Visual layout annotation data
......

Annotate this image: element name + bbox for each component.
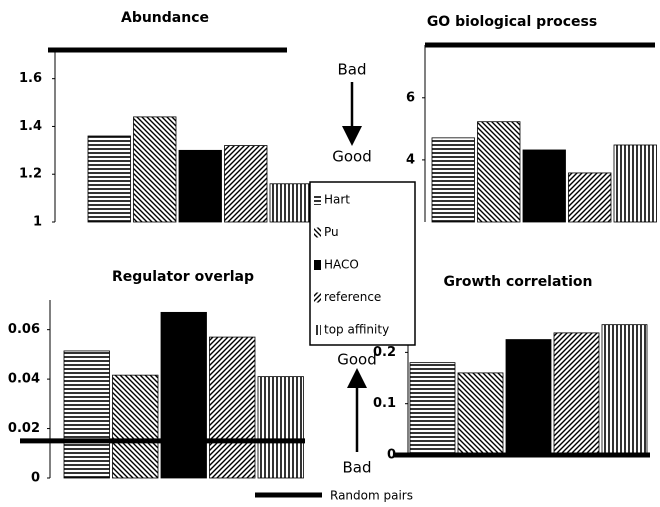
y-tick-label: 0.2	[373, 345, 396, 360]
y-tick-label: 1.6	[19, 71, 42, 86]
annotation: Bad	[342, 459, 371, 477]
legend-label: HACO	[324, 258, 359, 272]
y-tick-label: 0.04	[8, 372, 40, 387]
annotation: Good	[337, 351, 377, 369]
annotation: Bad	[337, 61, 366, 79]
y-tick-label: 0.06	[8, 322, 40, 337]
bar	[224, 145, 268, 223]
bar	[257, 376, 304, 479]
bar	[505, 339, 552, 456]
bar	[133, 116, 177, 223]
bar	[409, 362, 456, 456]
y-tick-label: 0.1	[373, 396, 396, 411]
bar	[63, 350, 110, 479]
y-tick-label: 1.4	[19, 119, 42, 134]
y-tick-label: 1	[33, 215, 42, 230]
chart-title: Abundance	[121, 10, 209, 26]
bar	[522, 149, 566, 223]
bar	[269, 183, 313, 223]
bar	[457, 372, 504, 456]
chart-title: Growth correlation	[443, 274, 592, 290]
y-tick-label: 4	[406, 152, 415, 167]
bar	[112, 374, 159, 479]
bar	[568, 172, 612, 223]
bar	[178, 149, 222, 223]
annotation: Good	[332, 148, 372, 166]
y-tick-label: 0	[387, 448, 396, 463]
chart-title: Regulator overlap	[112, 269, 254, 285]
legend-swatch	[314, 325, 321, 335]
legend-label: Hart	[324, 193, 350, 207]
bar	[553, 332, 600, 456]
legend-label: reference	[324, 290, 381, 304]
y-tick-label: 6	[406, 90, 415, 105]
bar	[431, 137, 475, 223]
legend-label: top affinity	[324, 323, 389, 337]
y-tick-label: 1.2	[19, 167, 42, 182]
legend-swatch	[314, 195, 321, 205]
legend-swatch	[314, 260, 321, 270]
legend-box	[309, 181, 416, 346]
bar	[160, 311, 207, 479]
legend-label: Pu	[324, 225, 339, 239]
y-tick-label: 0	[31, 471, 40, 486]
legend-swatch	[314, 292, 321, 303]
bar	[601, 324, 648, 456]
bar	[613, 144, 657, 223]
bar	[477, 121, 521, 223]
legend-swatch	[314, 227, 321, 238]
bar	[209, 336, 256, 479]
y-tick-label: 0.02	[8, 421, 40, 436]
legend-label: Random pairs	[330, 489, 413, 503]
bar	[87, 135, 131, 223]
chart-title: GO biological process	[427, 14, 597, 30]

......

Task objective
Pick out every line in the listing above that contains the string "swatch", treating uppercase and lowercase as different.

Response below
legend-swatch	[314, 325, 321, 335]
legend-swatch	[314, 195, 321, 205]
legend-swatch	[314, 260, 321, 270]
legend-swatch	[314, 292, 321, 303]
legend-swatch	[314, 227, 321, 238]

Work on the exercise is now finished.